* BEGIN Input rows *

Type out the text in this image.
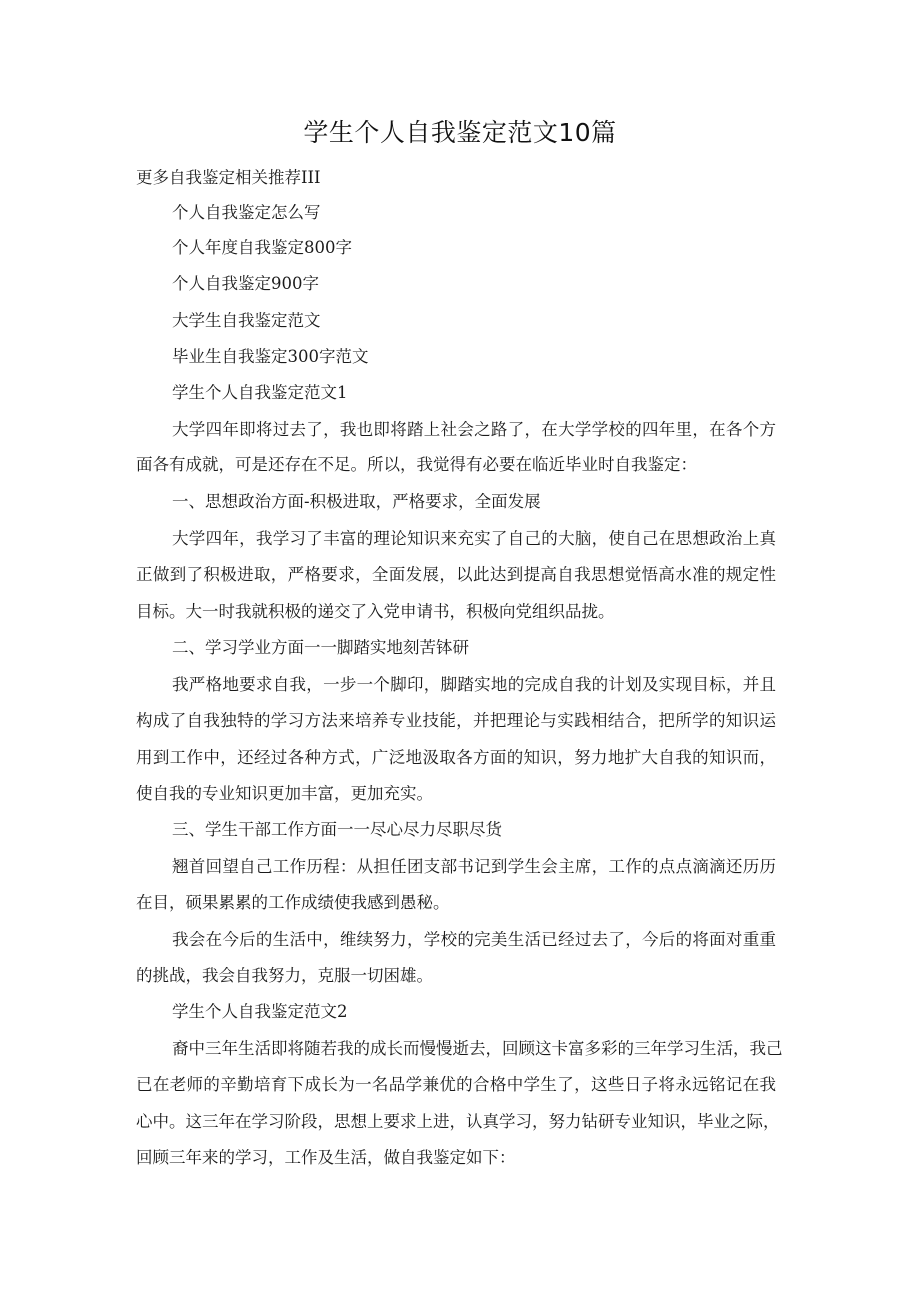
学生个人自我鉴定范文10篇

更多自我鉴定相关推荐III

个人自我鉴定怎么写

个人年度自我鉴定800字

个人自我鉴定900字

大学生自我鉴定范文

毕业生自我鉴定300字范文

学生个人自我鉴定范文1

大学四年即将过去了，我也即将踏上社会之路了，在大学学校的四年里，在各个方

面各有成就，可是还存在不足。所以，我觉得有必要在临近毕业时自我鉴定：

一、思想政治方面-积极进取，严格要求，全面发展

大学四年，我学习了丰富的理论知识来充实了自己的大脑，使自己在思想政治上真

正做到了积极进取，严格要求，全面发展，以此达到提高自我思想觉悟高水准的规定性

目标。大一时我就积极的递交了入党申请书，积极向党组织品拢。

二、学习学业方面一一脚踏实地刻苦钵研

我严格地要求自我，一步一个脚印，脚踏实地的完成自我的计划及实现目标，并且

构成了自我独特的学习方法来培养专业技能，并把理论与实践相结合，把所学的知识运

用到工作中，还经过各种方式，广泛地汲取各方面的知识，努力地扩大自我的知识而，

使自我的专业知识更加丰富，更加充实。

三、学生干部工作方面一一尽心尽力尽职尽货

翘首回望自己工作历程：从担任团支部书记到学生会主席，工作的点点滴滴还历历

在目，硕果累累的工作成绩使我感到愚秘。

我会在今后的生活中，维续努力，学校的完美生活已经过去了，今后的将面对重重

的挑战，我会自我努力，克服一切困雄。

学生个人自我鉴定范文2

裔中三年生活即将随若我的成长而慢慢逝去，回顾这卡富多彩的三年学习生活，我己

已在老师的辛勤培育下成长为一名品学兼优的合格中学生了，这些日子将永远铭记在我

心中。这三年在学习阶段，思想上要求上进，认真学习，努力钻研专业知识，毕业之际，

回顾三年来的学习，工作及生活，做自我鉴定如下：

* END Input rows *
* BEGIN Input rows *

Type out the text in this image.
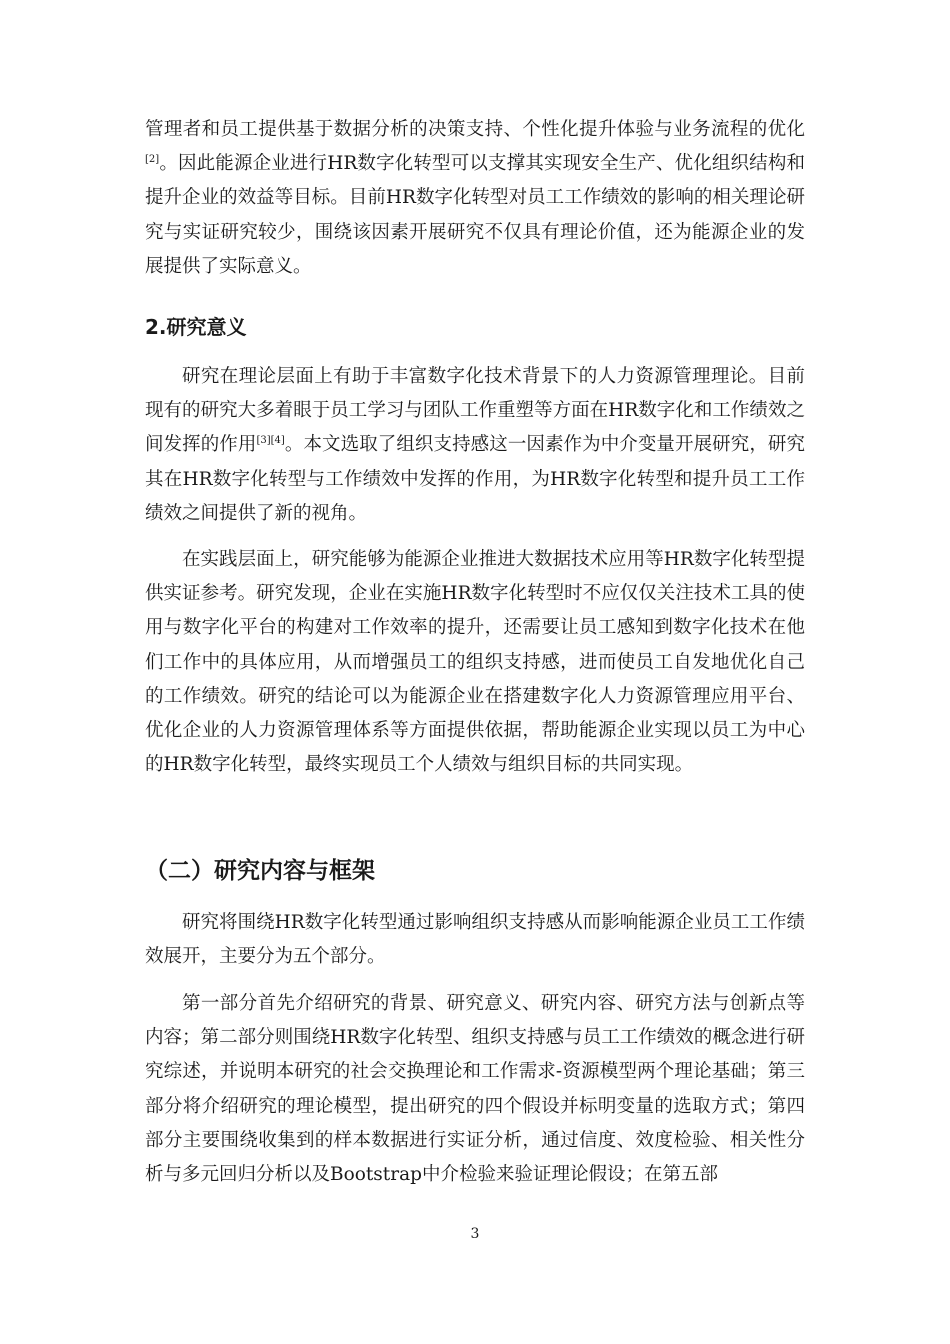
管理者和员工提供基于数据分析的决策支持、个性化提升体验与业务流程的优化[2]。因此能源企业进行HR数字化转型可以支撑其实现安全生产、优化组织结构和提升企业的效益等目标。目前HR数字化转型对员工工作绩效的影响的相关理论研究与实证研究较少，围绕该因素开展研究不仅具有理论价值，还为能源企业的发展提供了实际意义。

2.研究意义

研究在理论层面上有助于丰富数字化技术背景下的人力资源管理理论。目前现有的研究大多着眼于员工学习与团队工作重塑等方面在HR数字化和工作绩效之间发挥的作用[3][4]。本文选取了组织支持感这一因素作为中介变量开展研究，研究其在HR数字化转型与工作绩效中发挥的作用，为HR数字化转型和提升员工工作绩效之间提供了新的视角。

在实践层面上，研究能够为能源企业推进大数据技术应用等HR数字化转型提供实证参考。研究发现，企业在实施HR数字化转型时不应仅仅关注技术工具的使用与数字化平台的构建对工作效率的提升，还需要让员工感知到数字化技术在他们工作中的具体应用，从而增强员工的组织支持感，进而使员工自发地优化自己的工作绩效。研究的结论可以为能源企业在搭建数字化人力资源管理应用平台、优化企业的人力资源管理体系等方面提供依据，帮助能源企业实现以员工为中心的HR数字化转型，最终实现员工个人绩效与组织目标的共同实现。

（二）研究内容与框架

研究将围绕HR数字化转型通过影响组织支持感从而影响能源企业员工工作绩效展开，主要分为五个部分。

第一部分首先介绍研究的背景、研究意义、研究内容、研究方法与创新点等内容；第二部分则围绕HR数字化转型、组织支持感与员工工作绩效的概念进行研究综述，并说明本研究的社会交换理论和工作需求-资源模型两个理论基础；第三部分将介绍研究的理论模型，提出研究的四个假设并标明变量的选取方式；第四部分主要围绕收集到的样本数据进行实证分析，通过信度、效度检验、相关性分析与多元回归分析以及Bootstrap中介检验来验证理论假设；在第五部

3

* END Input rows *
* BEGIN Input rows *

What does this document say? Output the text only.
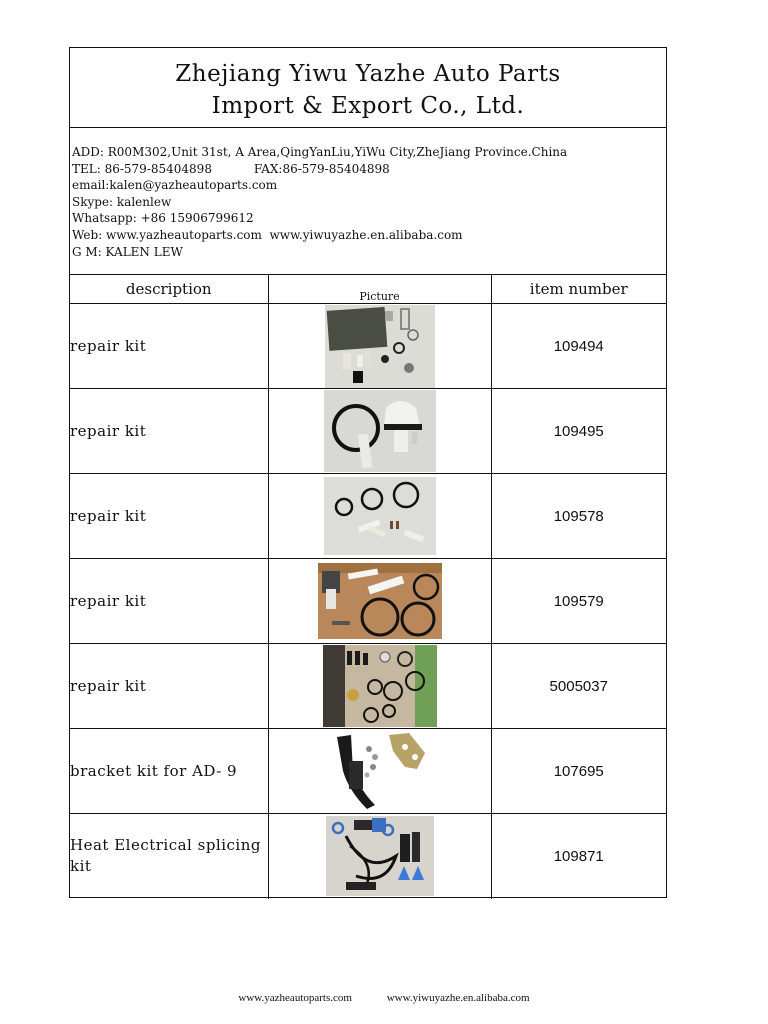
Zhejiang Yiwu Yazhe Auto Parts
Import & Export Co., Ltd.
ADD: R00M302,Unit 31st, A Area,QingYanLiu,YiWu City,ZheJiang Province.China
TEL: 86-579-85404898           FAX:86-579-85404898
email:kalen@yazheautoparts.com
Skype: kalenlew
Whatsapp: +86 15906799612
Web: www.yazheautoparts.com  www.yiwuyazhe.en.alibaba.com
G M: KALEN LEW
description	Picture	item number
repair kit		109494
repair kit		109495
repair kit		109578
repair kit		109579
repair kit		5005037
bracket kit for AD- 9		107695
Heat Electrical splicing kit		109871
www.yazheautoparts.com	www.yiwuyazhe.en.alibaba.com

* END Input rows *

■ Objective ■
Locate the string "yiwuyazhe" in the listing above and copy every line where it occurs.

■ Task answer ■
Web: www.yazheautoparts.com  www.yiwuyazhe.en.alibaba.com
www.yazheautoparts.com	www.yiwuyazhe.en.alibaba.com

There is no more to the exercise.